Aim of the task: Return the material word for word. Do not include the pictures.

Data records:
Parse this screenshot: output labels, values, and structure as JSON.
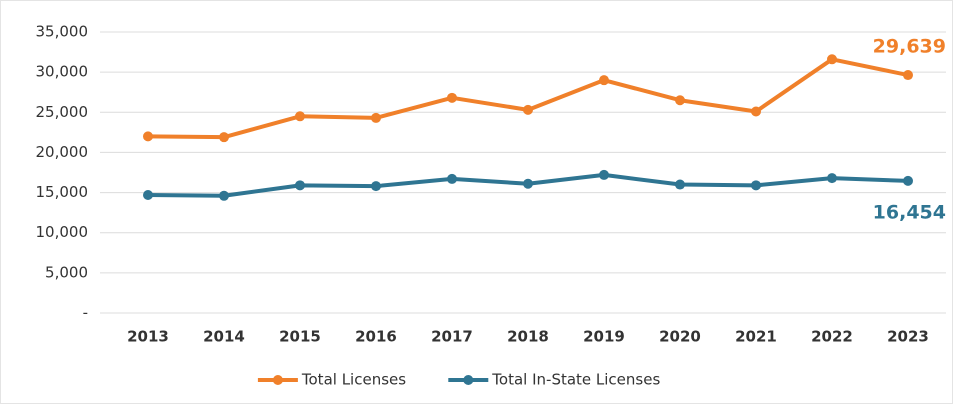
{
  "chart_data": {
    "type": "line",
    "categories": [
      "2013",
      "2014",
      "2015",
      "2016",
      "2017",
      "2018",
      "2019",
      "2020",
      "2021",
      "2022",
      "2023"
    ],
    "series": [
      {
        "name": "Total Licenses",
        "color": "#f0802a",
        "values": [
          22000,
          21900,
          24500,
          24300,
          26800,
          25300,
          29000,
          26500,
          25100,
          31600,
          29639
        ],
        "value_labels": [
          null,
          null,
          null,
          null,
          null,
          null,
          null,
          null,
          null,
          null,
          "29,639"
        ]
      },
      {
        "name": "Total In-State Licenses",
        "color": "#2f7592",
        "values": [
          14700,
          14600,
          15900,
          15800,
          16700,
          16100,
          17200,
          16000,
          15900,
          16800,
          16454
        ],
        "value_labels": [
          null,
          null,
          null,
          null,
          null,
          null,
          null,
          null,
          null,
          null,
          "16,454"
        ]
      }
    ],
    "ylim": [
      0,
      35000
    ],
    "yticks": [
      {
        "value": 0,
        "label": "-"
      },
      {
        "value": 5000,
        "label": "5,000"
      },
      {
        "value": 10000,
        "label": "10,000"
      },
      {
        "value": 15000,
        "label": "15,000"
      },
      {
        "value": 20000,
        "label": "20,000"
      },
      {
        "value": 25000,
        "label": "25,000"
      },
      {
        "value": 30000,
        "label": "30,000"
      },
      {
        "value": 35000,
        "label": "35,000"
      }
    ],
    "grid": true,
    "legend": "bottom"
  }
}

Exercise solution:
Parse this screenshot: output labels, values, and structure as JSON.
{
  "chart_data": {
    "type": "line",
    "categories": [
      "2013",
      "2014",
      "2015",
      "2016",
      "2017",
      "2018",
      "2019",
      "2020",
      "2021",
      "2022",
      "2023"
    ],
    "series": [
      {
        "name": "Total Licenses",
        "color": "#f0802a",
        "values": [
          22000,
          21900,
          24500,
          24300,
          26800,
          25300,
          29000,
          26500,
          25100,
          31600,
          29639
        ],
        "value_labels": [
          null,
          null,
          null,
          null,
          null,
          null,
          null,
          null,
          null,
          null,
          "29,639"
        ]
      },
      {
        "name": "Total In-State Licenses",
        "color": "#2f7592",
        "values": [
          14700,
          14600,
          15900,
          15800,
          16700,
          16100,
          17200,
          16000,
          15900,
          16800,
          16454
        ],
        "value_labels": [
          null,
          null,
          null,
          null,
          null,
          null,
          null,
          null,
          null,
          null,
          "16,454"
        ]
      }
    ],
    "ylim": [
      0,
      35000
    ],
    "yticks": [
      {
        "value": 0,
        "label": "-"
      },
      {
        "value": 5000,
        "label": "5,000"
      },
      {
        "value": 10000,
        "label": "10,000"
      },
      {
        "value": 15000,
        "label": "15,000"
      },
      {
        "value": 20000,
        "label": "20,000"
      },
      {
        "value": 25000,
        "label": "25,000"
      },
      {
        "value": 30000,
        "label": "30,000"
      },
      {
        "value": 35000,
        "label": "35,000"
      }
    ],
    "grid": true,
    "legend": "bottom"
  }
}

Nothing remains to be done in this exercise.